**** Material
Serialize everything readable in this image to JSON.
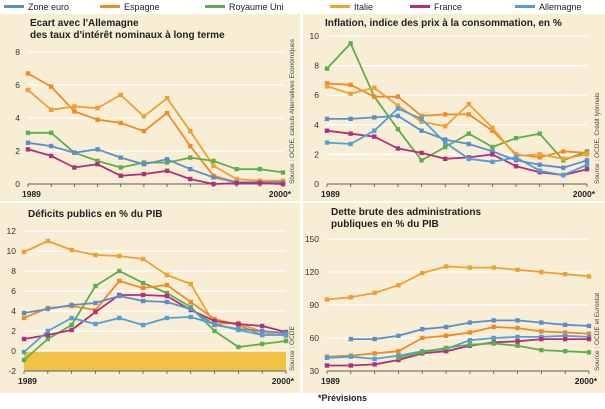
{
  "legend": [
    {
      "name": "Zone euro",
      "color": "#5b8fc8"
    },
    {
      "name": "Espagne",
      "color": "#f08a24"
    },
    {
      "name": "Royaume Uni",
      "color": "#5fae4c"
    },
    {
      "name": "Italie",
      "color": "#f0a030"
    },
    {
      "name": "France",
      "color": "#b0307a"
    },
    {
      "name": "Allemagne",
      "color": "#4fa0d8"
    }
  ],
  "footnote": "*Prévisions",
  "chart_data": [
    {
      "type": "line",
      "title": "Ecart avec l'Allemagne\ndes taux d'intérêt nominaux à long terme",
      "source": "Source : OCDE, calculs Alternatives Economiques",
      "x": [
        1989,
        1990,
        1991,
        1992,
        1993,
        1994,
        1995,
        1996,
        1997,
        1998,
        1999,
        2000
      ],
      "x_tick_labels": [
        "1989",
        "2000*"
      ],
      "ylim": [
        0,
        8
      ],
      "yticks": [
        0,
        2,
        4,
        6,
        8
      ],
      "series": [
        {
          "name": "Espagne",
          "color": "#f08a24",
          "values": [
            6.7,
            5.9,
            4.4,
            3.9,
            3.7,
            3.2,
            4.3,
            2.3,
            0.5,
            0.1,
            0.05,
            0.0
          ]
        },
        {
          "name": "Italie",
          "color": "#f0a030",
          "values": [
            5.7,
            4.5,
            4.7,
            4.6,
            5.4,
            4.1,
            5.2,
            3.2,
            1.1,
            0.3,
            0.2,
            0.2
          ]
        },
        {
          "name": "Royaume Uni",
          "color": "#5fae4c",
          "values": [
            3.1,
            3.1,
            1.9,
            1.4,
            1.0,
            1.3,
            1.3,
            1.6,
            1.4,
            0.9,
            0.9,
            0.7
          ]
        },
        {
          "name": "Zone euro",
          "color": "#5b8fc8",
          "values": [
            2.5,
            2.3,
            1.9,
            2.1,
            1.6,
            1.2,
            1.5,
            0.9,
            0.4,
            0.1,
            0.1,
            0.1
          ]
        },
        {
          "name": "France",
          "color": "#b0307a",
          "values": [
            2.1,
            1.7,
            1.0,
            1.2,
            0.5,
            0.6,
            0.8,
            0.3,
            0.0,
            0.05,
            0.05,
            0.0
          ]
        }
      ]
    },
    {
      "type": "line",
      "title": "Inflation, indice des prix à la consommation, en %",
      "source": "Source : OCDE, Crédit lyonnais",
      "x": [
        1989,
        1990,
        1991,
        1992,
        1993,
        1994,
        1995,
        1996,
        1997,
        1998,
        1999,
        2000
      ],
      "x_tick_labels": [
        "1989",
        "2000*"
      ],
      "ylim": [
        0,
        10
      ],
      "yticks": [
        0,
        2,
        4,
        6,
        8,
        10
      ],
      "series": [
        {
          "name": "Royaume Uni",
          "color": "#5fae4c",
          "values": [
            7.8,
            9.5,
            5.9,
            3.7,
            1.6,
            2.5,
            3.4,
            2.5,
            3.1,
            3.4,
            1.6,
            2.2
          ]
        },
        {
          "name": "Espagne",
          "color": "#f08a24",
          "values": [
            6.8,
            6.7,
            5.9,
            5.9,
            4.6,
            4.7,
            4.7,
            3.6,
            2.0,
            1.8,
            2.2,
            2.1
          ]
        },
        {
          "name": "Italie",
          "color": "#f0a030",
          "values": [
            6.6,
            6.1,
            6.5,
            5.3,
            4.2,
            3.9,
            5.4,
            3.8,
            1.9,
            2.0,
            1.7,
            2.0
          ]
        },
        {
          "name": "Zone euro",
          "color": "#5b8fc8",
          "values": [
            4.4,
            4.4,
            4.5,
            4.6,
            3.6,
            3.0,
            2.7,
            2.2,
            1.6,
            1.3,
            1.1,
            1.6
          ]
        },
        {
          "name": "France",
          "color": "#b0307a",
          "values": [
            3.6,
            3.4,
            3.2,
            2.4,
            2.1,
            1.7,
            1.8,
            2.0,
            1.2,
            0.8,
            0.6,
            1.0
          ]
        },
        {
          "name": "Allemagne",
          "color": "#4fa0d8",
          "values": [
            2.8,
            2.7,
            3.6,
            5.1,
            4.4,
            2.8,
            1.7,
            1.5,
            1.8,
            0.9,
            0.6,
            1.3
          ]
        }
      ]
    },
    {
      "type": "line",
      "title": "Déficits publics en % du PIB",
      "source": "Source : OCDE",
      "x": [
        1989,
        1990,
        1991,
        1992,
        1993,
        1994,
        1995,
        1996,
        1997,
        1998,
        1999,
        2000
      ],
      "x_tick_labels": [
        "1989",
        "2000*"
      ],
      "ylim": [
        -2,
        12
      ],
      "yticks": [
        -2,
        0,
        2,
        4,
        6,
        8,
        10,
        12
      ],
      "highlight_band": [
        -2,
        0
      ],
      "series": [
        {
          "name": "Italie",
          "color": "#f0a030",
          "values": [
            9.9,
            11.0,
            10.1,
            9.6,
            9.5,
            9.2,
            7.6,
            6.7,
            2.7,
            2.8,
            1.9,
            1.5
          ]
        },
        {
          "name": "Royaume Uni",
          "color": "#5fae4c",
          "values": [
            -0.9,
            1.2,
            2.6,
            6.5,
            8.0,
            6.8,
            5.8,
            4.4,
            2.0,
            0.4,
            0.7,
            1.0
          ]
        },
        {
          "name": "Espagne",
          "color": "#f08a24",
          "values": [
            3.3,
            4.3,
            4.5,
            4.1,
            7.0,
            6.3,
            6.6,
            4.9,
            3.2,
            2.6,
            1.6,
            1.7
          ]
        },
        {
          "name": "France",
          "color": "#b0307a",
          "values": [
            1.2,
            1.6,
            2.1,
            3.9,
            5.6,
            5.6,
            5.5,
            4.1,
            3.0,
            2.7,
            2.5,
            1.9
          ]
        },
        {
          "name": "Zone euro",
          "color": "#5b8fc8",
          "values": [
            3.8,
            4.2,
            4.6,
            4.8,
            5.5,
            5.0,
            4.9,
            4.2,
            2.6,
            2.2,
            2.0,
            1.8
          ]
        },
        {
          "name": "Allemagne",
          "color": "#4fa0d8",
          "values": [
            -0.1,
            2.0,
            3.3,
            2.7,
            3.3,
            2.6,
            3.3,
            3.4,
            2.7,
            2.1,
            1.6,
            1.6
          ]
        }
      ]
    },
    {
      "type": "line",
      "title": "Dette brute des administrations\npubliques en % du PIB",
      "source": "Source : OCDE et Eurostat",
      "x": [
        1989,
        1990,
        1991,
        1992,
        1993,
        1994,
        1995,
        1996,
        1997,
        1998,
        1999,
        2000
      ],
      "x_tick_labels": [
        "1989",
        "2000*"
      ],
      "ylim": [
        30,
        150
      ],
      "yticks": [
        30,
        60,
        90,
        120,
        150
      ],
      "series": [
        {
          "name": "Italie",
          "color": "#f0a030",
          "values": [
            95,
            97,
            101,
            108,
            119,
            125,
            124,
            124,
            122,
            120,
            118,
            116
          ]
        },
        {
          "name": "Zone euro",
          "color": "#5b8fc8",
          "values": [
            null,
            59,
            59,
            62,
            68,
            70,
            74,
            76,
            76,
            74,
            72,
            71
          ]
        },
        {
          "name": "Espagne",
          "color": "#f08a24",
          "values": [
            43,
            44,
            46,
            48,
            60,
            62,
            65,
            70,
            69,
            66,
            65,
            64
          ]
        },
        {
          "name": "Allemagne",
          "color": "#4fa0d8",
          "values": [
            42,
            43,
            41,
            44,
            48,
            50,
            58,
            60,
            61,
            61,
            62,
            61
          ]
        },
        {
          "name": "France",
          "color": "#b0307a",
          "values": [
            35,
            35,
            36,
            40,
            46,
            48,
            53,
            56,
            57,
            59,
            59,
            59
          ]
        },
        {
          "name": "Royaume Uni",
          "color": "#5fae4c",
          "values": [
            null,
            null,
            null,
            42,
            47,
            51,
            54,
            55,
            53,
            49,
            48,
            47
          ]
        }
      ]
    }
  ]
}
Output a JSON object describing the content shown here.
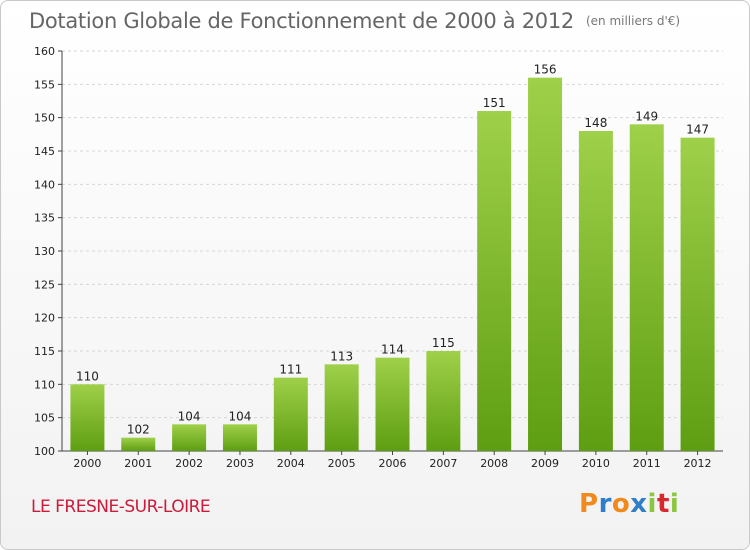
{
  "chart_data": {
    "type": "bar",
    "title": "Dotation Globale de Fonctionnement de 2000 à 2012",
    "subtitle": "(en milliers d'€)",
    "categories": [
      "2000",
      "2001",
      "2002",
      "2003",
      "2004",
      "2005",
      "2006",
      "2007",
      "2008",
      "2009",
      "2010",
      "2011",
      "2012"
    ],
    "values": [
      110,
      102,
      104,
      104,
      111,
      113,
      114,
      115,
      151,
      156,
      148,
      149,
      147
    ],
    "data_labels": [
      "110",
      "102",
      "104",
      "104",
      "111",
      "113",
      "114",
      "115",
      "151",
      "156",
      "148",
      "149",
      "147"
    ],
    "ylim": [
      100,
      160
    ],
    "yticks": [
      100,
      105,
      110,
      115,
      120,
      125,
      130,
      135,
      140,
      145,
      150,
      155,
      160
    ],
    "ytick_labels": [
      "100",
      "105",
      "110",
      "115",
      "120",
      "125",
      "130",
      "135",
      "140",
      "145",
      "150",
      "155",
      "160"
    ],
    "grid": true,
    "bar_color_top": "#9fd04a",
    "bar_color_bottom": "#5e9e12"
  },
  "commune": "LE FRESNE-SUR-LOIRE",
  "logo": {
    "letters": [
      "P",
      "r",
      "o",
      "x",
      "i",
      "t",
      "i"
    ],
    "colors": [
      "#f08a1c",
      "#2f7fc8",
      "#f08a1c",
      "#2f7fc8",
      "#8cc63f",
      "#d8282e",
      "#8cc63f"
    ]
  }
}
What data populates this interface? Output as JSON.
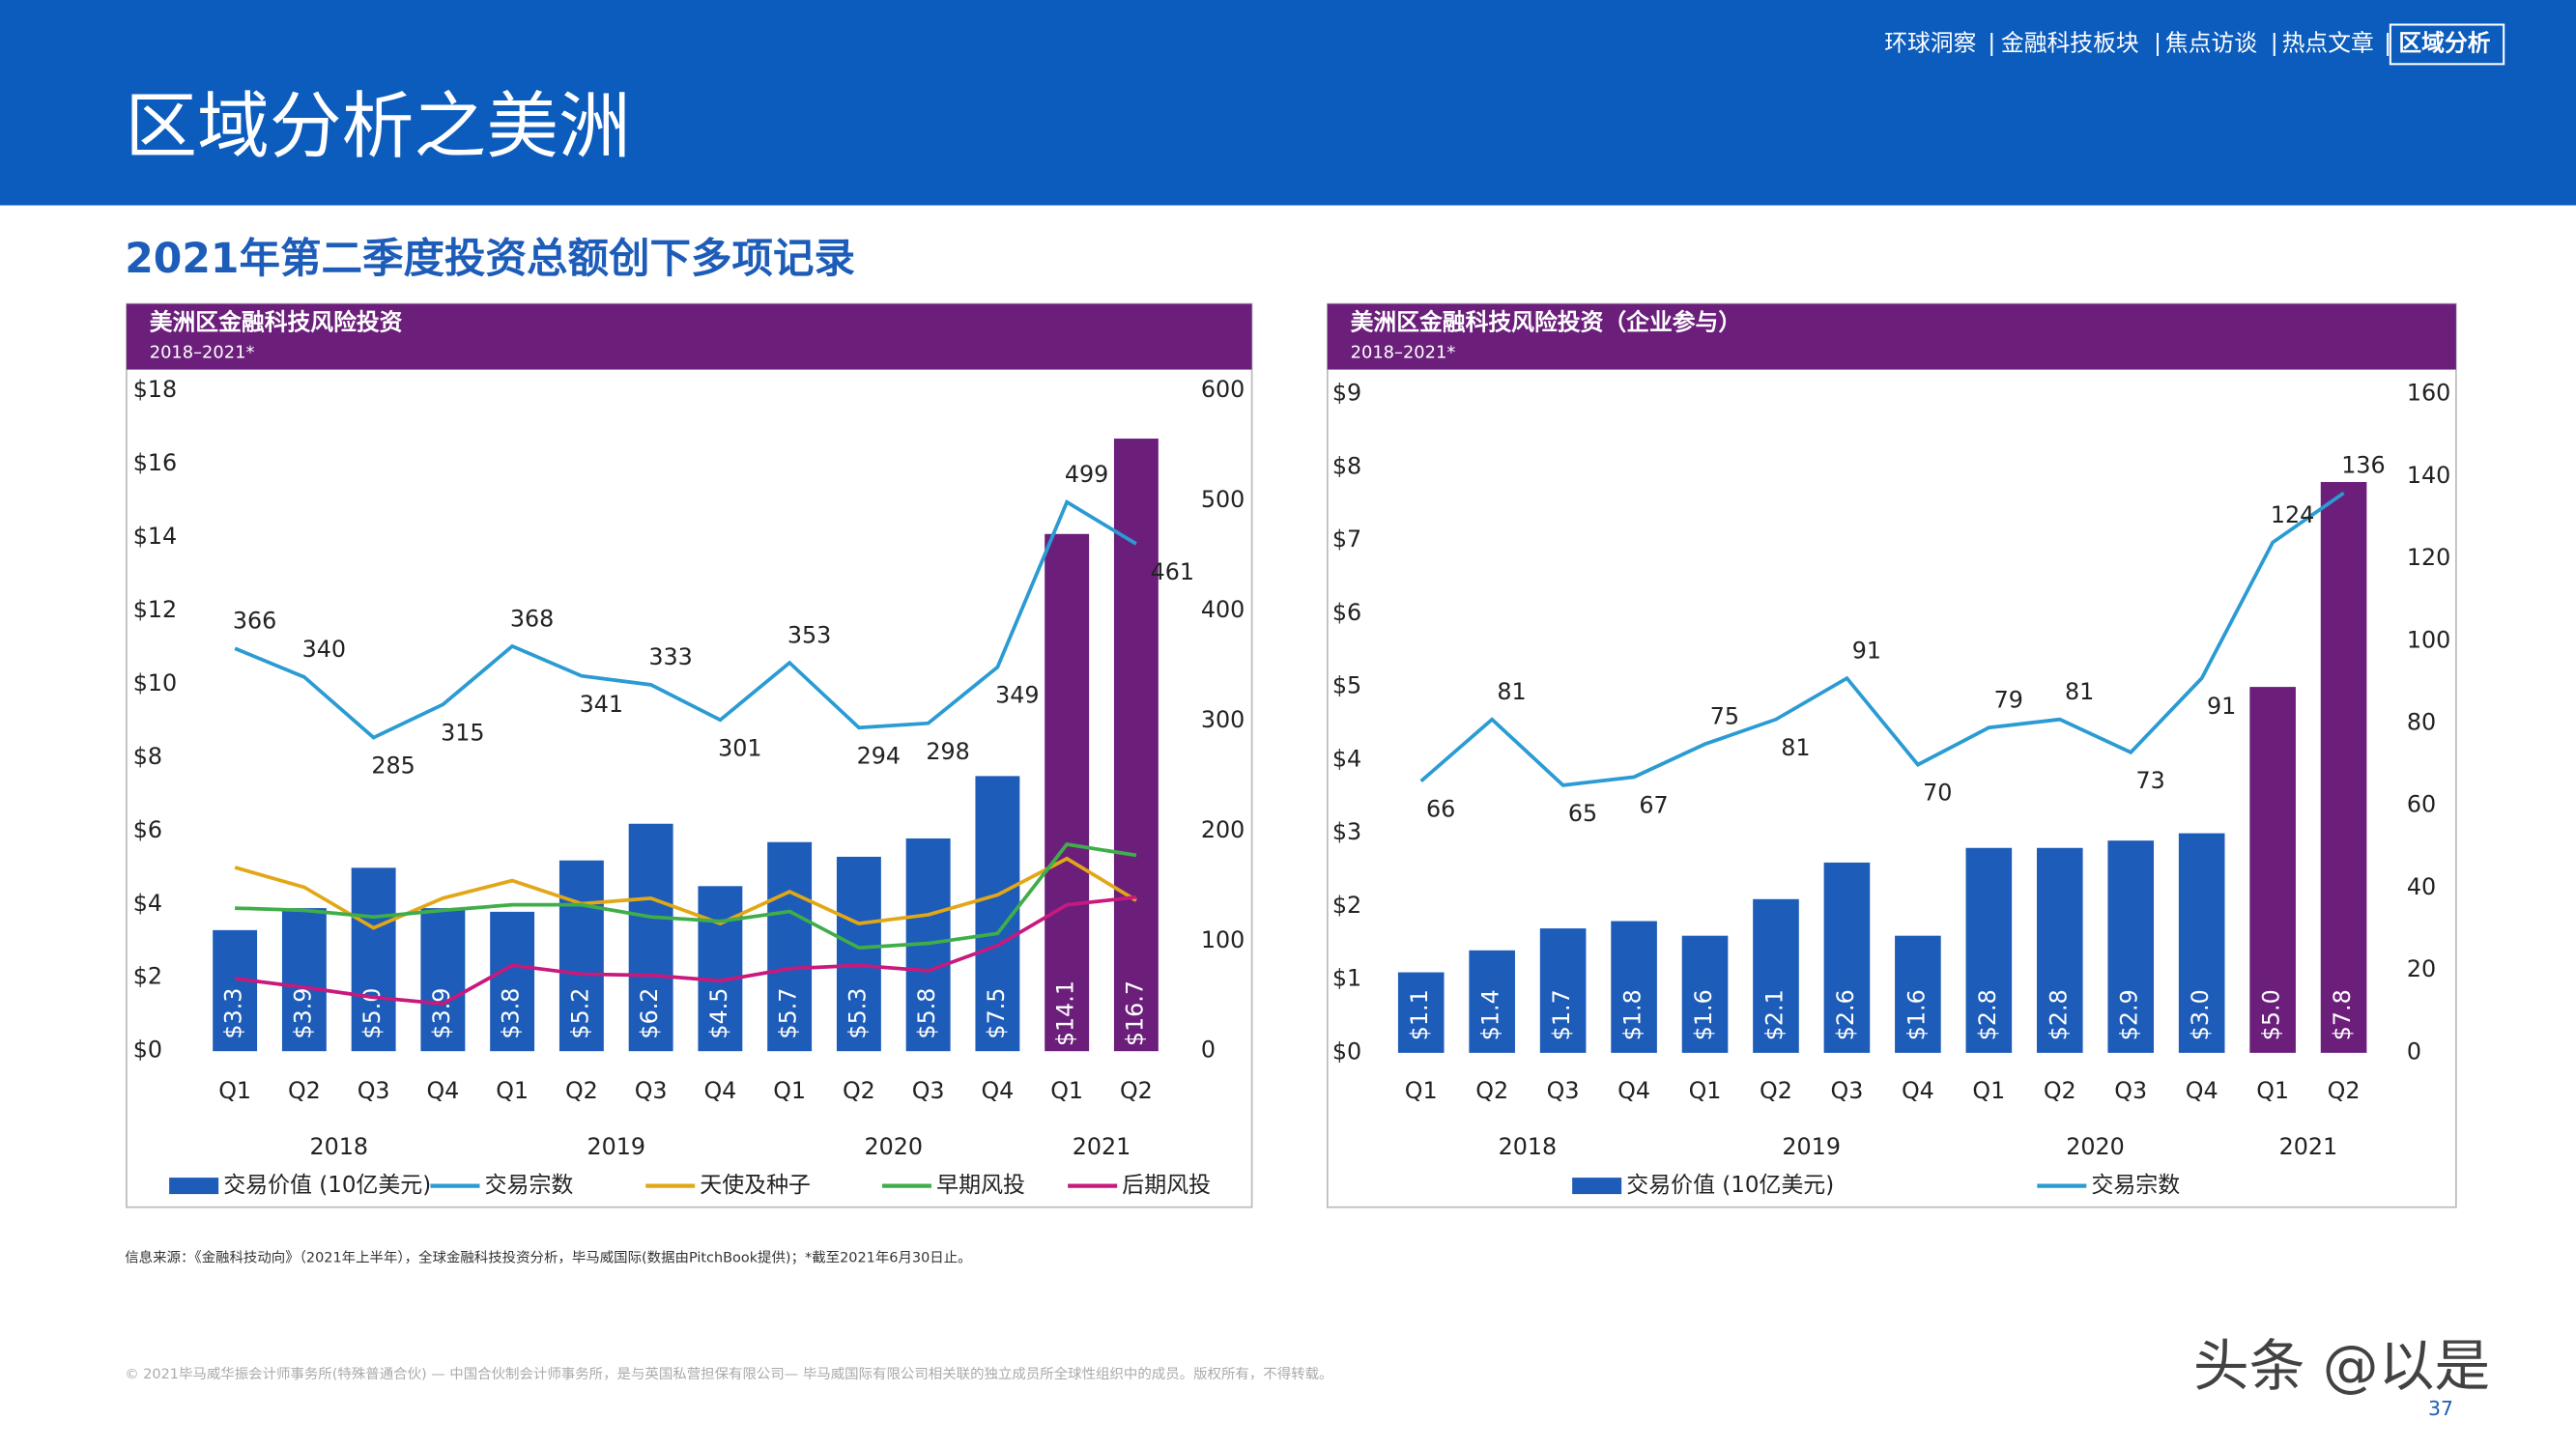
{
  "header": {
    "nav": [
      "环球洞察",
      "金融科技板块",
      "焦点访谈",
      "热点文章",
      "区域分析"
    ],
    "title": "区域分析之美洲"
  },
  "heading": "2021年第二季度投资总额创下多项记录",
  "chart_data": [
    {
      "type": "combo",
      "title": "美洲区金融科技风险投资",
      "subtitle": "2018–2021*",
      "categories": [
        "Q1",
        "Q2",
        "Q3",
        "Q4",
        "Q1",
        "Q2",
        "Q3",
        "Q4",
        "Q1",
        "Q2",
        "Q3",
        "Q4",
        "Q1",
        "Q2"
      ],
      "years": [
        "2018",
        "2019",
        "2020",
        "2021"
      ],
      "ylim": [
        0,
        18
      ],
      "yticks": [
        {
          "value": 0,
          "label": "$0"
        },
        {
          "value": 2,
          "label": "$2"
        },
        {
          "value": 4,
          "label": "$4"
        },
        {
          "value": 6,
          "label": "$6"
        },
        {
          "value": 8,
          "label": "$8"
        },
        {
          "value": 10,
          "label": "$10"
        },
        {
          "value": 12,
          "label": "$12"
        },
        {
          "value": 14,
          "label": "$14"
        },
        {
          "value": 16,
          "label": "$16"
        },
        {
          "value": 18,
          "label": "$18"
        }
      ],
      "y2lim": [
        0,
        600
      ],
      "y2ticks": [
        0,
        100,
        200,
        300,
        400,
        500,
        600
      ],
      "series": [
        {
          "name": "交易价值 (10亿美元)",
          "type": "bar",
          "color": "#1d5cb8",
          "colors": [
            "#1d5cb8",
            "#1d5cb8",
            "#1d5cb8",
            "#1d5cb8",
            "#1d5cb8",
            "#1d5cb8",
            "#1d5cb8",
            "#1d5cb8",
            "#1d5cb8",
            "#1d5cb8",
            "#1d5cb8",
            "#1d5cb8",
            "#6b1f7b",
            "#6b1f7b"
          ],
          "values": [
            3.3,
            3.9,
            5.0,
            3.9,
            3.8,
            5.2,
            6.2,
            4.5,
            5.7,
            5.3,
            5.8,
            7.5,
            14.1,
            16.7
          ],
          "value_labels": [
            "$3.3",
            "$3.9",
            "$5.0",
            "$3.9",
            "$3.8",
            "$5.2",
            "$6.2",
            "$4.5",
            "$5.7",
            "$5.3",
            "$5.8",
            "$7.5",
            "$14.1",
            "$16.7"
          ]
        },
        {
          "name": "交易宗数",
          "type": "line",
          "color": "#2a9bd3",
          "axis": "y2",
          "data_labels": true,
          "values": [
            366,
            340,
            285,
            315,
            368,
            341,
            333,
            301,
            353,
            294,
            298,
            349,
            499,
            461
          ]
        },
        {
          "name": "天使及种子",
          "type": "line",
          "color": "#e2a716",
          "axis": "y2",
          "values": [
            167,
            149,
            112,
            139,
            155,
            134,
            139,
            116,
            145,
            116,
            124,
            142,
            175,
            137
          ]
        },
        {
          "name": "早期风投",
          "type": "line",
          "color": "#3fae49",
          "axis": "y2",
          "values": [
            130,
            128,
            122,
            128,
            133,
            133,
            122,
            118,
            127,
            94,
            98,
            107,
            188,
            178
          ]
        },
        {
          "name": "后期风投",
          "type": "line",
          "color": "#c8197d",
          "axis": "y2",
          "values": [
            66,
            58,
            49,
            43,
            78,
            70,
            69,
            64,
            75,
            78,
            73,
            96,
            133,
            140
          ]
        }
      ]
    },
    {
      "type": "combo",
      "title": "美洲区金融科技风险投资（企业参与）",
      "subtitle": "2018–2021*",
      "categories": [
        "Q1",
        "Q2",
        "Q3",
        "Q4",
        "Q1",
        "Q2",
        "Q3",
        "Q4",
        "Q1",
        "Q2",
        "Q3",
        "Q4",
        "Q1",
        "Q2"
      ],
      "years": [
        "2018",
        "2019",
        "2020",
        "2021"
      ],
      "ylim": [
        0,
        9
      ],
      "yticks": [
        {
          "value": 0,
          "label": "$0"
        },
        {
          "value": 1,
          "label": "$1"
        },
        {
          "value": 2,
          "label": "$2"
        },
        {
          "value": 3,
          "label": "$3"
        },
        {
          "value": 4,
          "label": "$4"
        },
        {
          "value": 5,
          "label": "$5"
        },
        {
          "value": 6,
          "label": "$6"
        },
        {
          "value": 7,
          "label": "$7"
        },
        {
          "value": 8,
          "label": "$8"
        },
        {
          "value": 9,
          "label": "$9"
        }
      ],
      "y2lim": [
        0,
        160
      ],
      "y2ticks": [
        0,
        20,
        40,
        60,
        80,
        100,
        120,
        140,
        160
      ],
      "series": [
        {
          "name": "交易价值 (10亿美元)",
          "type": "bar",
          "color": "#1d5cb8",
          "colors": [
            "#1d5cb8",
            "#1d5cb8",
            "#1d5cb8",
            "#1d5cb8",
            "#1d5cb8",
            "#1d5cb8",
            "#1d5cb8",
            "#1d5cb8",
            "#1d5cb8",
            "#1d5cb8",
            "#1d5cb8",
            "#1d5cb8",
            "#6b1f7b",
            "#6b1f7b"
          ],
          "values": [
            1.1,
            1.4,
            1.7,
            1.8,
            1.6,
            2.1,
            2.6,
            1.6,
            2.8,
            2.8,
            2.9,
            3.0,
            5.0,
            7.8
          ],
          "value_labels": [
            "$1.1",
            "$1.4",
            "$1.7",
            "$1.8",
            "$1.6",
            "$2.1",
            "$2.6",
            "$1.6",
            "$2.8",
            "$2.8",
            "$2.9",
            "$3.0",
            "$5.0",
            "$7.8"
          ]
        },
        {
          "name": "交易宗数",
          "type": "line",
          "color": "#2a9bd3",
          "axis": "y2",
          "data_labels": true,
          "values": [
            66,
            81,
            65,
            67,
            75,
            81,
            91,
            70,
            79,
            81,
            73,
            91,
            124,
            136
          ]
        }
      ]
    }
  ],
  "source": "信息来源：《金融科技动向》（2021年上半年），全球金融科技投资分析，毕马威国际(数据由PitchBook提供)；*截至2021年6月30日止。",
  "footer": {
    "copyright": "© 2021毕马威华振会计师事务所(特殊普通合伙) — 中国合伙制会计师事务所，是与英国私营担保有限公司— 毕马威国际有限公司相关联的独立成员所全球性组织中的成员。版权所有，不得转载。",
    "page": "37",
    "watermark": "头条 @以是"
  }
}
********
### Aim
Pull out every line holding "source" from the records above, and copy it.

### Right answer
      "source": "Source : OCDE, calculs Alternatives Economiques",
      "source": "Source : OCDE, Crédit lyonnais",
      "source": "Source : OCDE",
      "source": "Source : OCDE et Eurostat",
  "source": "信息来源：《金融科技动向》（2021年上半年），全球金融科技投资分析，毕马威国际(数据由PitchBook提供)；*截至2021年6月30日止。",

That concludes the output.